[Start]
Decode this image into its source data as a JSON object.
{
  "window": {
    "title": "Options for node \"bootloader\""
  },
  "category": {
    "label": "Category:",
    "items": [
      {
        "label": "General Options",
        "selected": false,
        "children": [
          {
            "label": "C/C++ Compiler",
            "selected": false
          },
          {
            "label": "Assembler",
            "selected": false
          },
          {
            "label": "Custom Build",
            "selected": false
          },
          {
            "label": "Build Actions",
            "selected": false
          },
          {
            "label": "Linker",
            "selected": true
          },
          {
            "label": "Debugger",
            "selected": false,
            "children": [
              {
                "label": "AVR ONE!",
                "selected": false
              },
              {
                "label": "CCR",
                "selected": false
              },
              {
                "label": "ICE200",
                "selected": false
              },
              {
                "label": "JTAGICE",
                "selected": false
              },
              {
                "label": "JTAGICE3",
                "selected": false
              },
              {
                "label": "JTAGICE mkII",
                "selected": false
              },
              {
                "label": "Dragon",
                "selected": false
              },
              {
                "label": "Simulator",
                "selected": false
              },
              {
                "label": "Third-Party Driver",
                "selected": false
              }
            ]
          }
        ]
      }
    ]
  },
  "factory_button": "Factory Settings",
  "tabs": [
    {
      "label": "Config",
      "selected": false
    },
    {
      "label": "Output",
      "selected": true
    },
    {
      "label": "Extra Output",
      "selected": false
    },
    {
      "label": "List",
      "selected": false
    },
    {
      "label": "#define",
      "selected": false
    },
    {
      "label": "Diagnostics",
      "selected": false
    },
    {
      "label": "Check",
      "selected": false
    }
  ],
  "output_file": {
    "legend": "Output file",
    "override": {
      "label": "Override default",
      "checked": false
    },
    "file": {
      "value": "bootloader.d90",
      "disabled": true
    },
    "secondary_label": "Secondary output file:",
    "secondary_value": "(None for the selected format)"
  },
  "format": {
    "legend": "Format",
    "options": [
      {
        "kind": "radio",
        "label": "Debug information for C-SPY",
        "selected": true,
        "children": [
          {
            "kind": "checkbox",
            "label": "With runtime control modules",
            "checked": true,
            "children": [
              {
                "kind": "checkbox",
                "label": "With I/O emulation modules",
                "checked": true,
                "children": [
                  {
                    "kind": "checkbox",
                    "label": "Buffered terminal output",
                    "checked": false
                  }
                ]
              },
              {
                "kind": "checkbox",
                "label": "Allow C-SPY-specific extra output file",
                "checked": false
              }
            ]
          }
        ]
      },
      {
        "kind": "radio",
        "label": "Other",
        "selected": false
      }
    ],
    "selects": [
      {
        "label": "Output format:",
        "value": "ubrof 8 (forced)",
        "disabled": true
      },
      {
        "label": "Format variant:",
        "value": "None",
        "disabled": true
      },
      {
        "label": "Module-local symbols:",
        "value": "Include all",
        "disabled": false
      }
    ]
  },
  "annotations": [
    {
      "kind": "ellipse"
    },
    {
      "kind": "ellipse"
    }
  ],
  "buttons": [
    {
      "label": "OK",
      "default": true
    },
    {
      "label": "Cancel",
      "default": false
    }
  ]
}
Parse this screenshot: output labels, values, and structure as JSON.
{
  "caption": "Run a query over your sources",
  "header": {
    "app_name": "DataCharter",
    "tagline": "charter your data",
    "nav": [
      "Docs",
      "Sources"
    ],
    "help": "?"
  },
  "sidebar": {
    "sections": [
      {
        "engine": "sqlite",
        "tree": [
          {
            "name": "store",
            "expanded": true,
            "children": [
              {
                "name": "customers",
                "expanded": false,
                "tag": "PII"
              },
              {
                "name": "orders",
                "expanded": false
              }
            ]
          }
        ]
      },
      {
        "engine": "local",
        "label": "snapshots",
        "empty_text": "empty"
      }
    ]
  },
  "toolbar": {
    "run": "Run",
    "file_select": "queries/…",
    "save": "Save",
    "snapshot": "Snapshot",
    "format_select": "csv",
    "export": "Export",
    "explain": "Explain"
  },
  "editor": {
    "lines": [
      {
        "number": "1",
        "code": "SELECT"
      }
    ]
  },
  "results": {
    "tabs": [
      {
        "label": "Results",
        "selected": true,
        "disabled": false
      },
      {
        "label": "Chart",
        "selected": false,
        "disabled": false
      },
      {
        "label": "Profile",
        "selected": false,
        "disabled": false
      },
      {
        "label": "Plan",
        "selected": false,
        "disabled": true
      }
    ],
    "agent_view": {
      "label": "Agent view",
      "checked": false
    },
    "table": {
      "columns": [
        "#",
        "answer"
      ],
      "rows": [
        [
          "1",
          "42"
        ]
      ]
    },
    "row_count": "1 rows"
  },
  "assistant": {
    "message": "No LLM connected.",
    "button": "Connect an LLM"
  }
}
[End]
Every line of the material must be returned exactly as it appears.

▶ **Finished answer**
Decode this image into its source data as a JSON object.
{
  "window": {
    "title": "Options for node \"bootloader\""
  },
  "category": {
    "label": "Category:",
    "items": [
      {
        "label": "General Options",
        "selected": false,
        "children": [
          {
            "label": "C/C++ Compiler",
            "selected": false
          },
          {
            "label": "Assembler",
            "selected": false
          },
          {
            "label": "Custom Build",
            "selected": false
          },
          {
            "label": "Build Actions",
            "selected": false
          },
          {
            "label": "Linker",
            "selected": true
          },
          {
            "label": "Debugger",
            "selected": false,
            "children": [
              {
                "label": "AVR ONE!",
                "selected": false
              },
              {
                "label": "CCR",
                "selected": false
              },
              {
                "label": "ICE200",
                "selected": false
              },
              {
                "label": "JTAGICE",
                "selected": false
              },
              {
                "label": "JTAGICE3",
                "selected": false
              },
              {
                "label": "JTAGICE mkII",
                "selected": false
              },
              {
                "label": "Dragon",
                "selected": false
              },
              {
                "label": "Simulator",
                "selected": false
              },
              {
                "label": "Third-Party Driver",
                "selected": false
              }
            ]
          }
        ]
      }
    ]
  },
  "factory_button": "Factory Settings",
  "tabs": [
    {
      "label": "Config",
      "selected": false
    },
    {
      "label": "Output",
      "selected": true
    },
    {
      "label": "Extra Output",
      "selected": false
    },
    {
      "label": "List",
      "selected": false
    },
    {
      "label": "#define",
      "selected": false
    },
    {
      "label": "Diagnostics",
      "selected": false
    },
    {
      "label": "Check",
      "selected": false
    }
  ],
  "output_file": {
    "legend": "Output file",
    "override": {
      "label": "Override default",
      "checked": false
    },
    "file": {
      "value": "bootloader.d90",
      "disabled": true
    },
    "secondary_label": "Secondary output file:",
    "secondary_value": "(None for the selected format)"
  },
  "format": {
    "legend": "Format",
    "options": [
      {
        "kind": "radio",
        "label": "Debug information for C-SPY",
        "selected": true,
        "children": [
          {
            "kind": "checkbox",
            "label": "With runtime control modules",
            "checked": true,
            "children": [
              {
                "kind": "checkbox",
                "label": "With I/O emulation modules",
                "checked": true,
                "children": [
                  {
                    "kind": "checkbox",
                    "label": "Buffered terminal output",
                    "checked": false
                  }
                ]
              },
              {
                "kind": "checkbox",
                "label": "Allow C-SPY-specific extra output file",
                "checked": false
              }
            ]
          }
        ]
      },
      {
        "kind": "radio",
        "label": "Other",
        "selected": false
      }
    ],
    "selects": [
      {
        "label": "Output format:",
        "value": "ubrof 8 (forced)",
        "disabled": true
      },
      {
        "label": "Format variant:",
        "value": "None",
        "disabled": true
      },
      {
        "label": "Module-local symbols:",
        "value": "Include all",
        "disabled": false
      }
    ]
  },
  "annotations": [
    {
      "kind": "ellipse"
    },
    {
      "kind": "ellipse"
    }
  ],
  "buttons": [
    {
      "label": "OK",
      "default": true
    },
    {
      "label": "Cancel",
      "default": false
    }
  ]
}
Parse this screenshot: output labels, values, and structure as JSON.
{
  "caption": "Run a query over your sources",
  "header": {
    "app_name": "DataCharter",
    "tagline": "charter your data",
    "nav": [
      "Docs",
      "Sources"
    ],
    "help": "?"
  },
  "sidebar": {
    "sections": [
      {
        "engine": "sqlite",
        "tree": [
          {
            "name": "store",
            "expanded": true,
            "children": [
              {
                "name": "customers",
                "expanded": false,
                "tag": "PII"
              },
              {
                "name": "orders",
                "expanded": false
              }
            ]
          }
        ]
      },
      {
        "engine": "local",
        "label": "snapshots",
        "empty_text": "empty"
      }
    ]
  },
  "toolbar": {
    "run": "Run",
    "file_select": "queries/…",
    "save": "Save",
    "snapshot": "Snapshot",
    "format_select": "csv",
    "export": "Export",
    "explain": "Explain"
  },
  "editor": {
    "lines": [
      {
        "number": "1",
        "code": "SELECT"
      }
    ]
  },
  "results": {
    "tabs": [
      {
        "label": "Results",
        "selected": true,
        "disabled": false
      },
      {
        "label": "Chart",
        "selected": false,
        "disabled": false
      },
      {
        "label": "Profile",
        "selected": false,
        "disabled": false
      },
      {
        "label": "Plan",
        "selected": false,
        "disabled": true
      }
    ],
    "agent_view": {
      "label": "Agent view",
      "checked": false
    },
    "table": {
      "columns": [
        "#",
        "answer"
      ],
      "rows": [
        [
          "1",
          "42"
        ]
      ]
    },
    "row_count": "1 rows"
  },
  "assistant": {
    "message": "No LLM connected.",
    "button": "Connect an LLM"
  }
}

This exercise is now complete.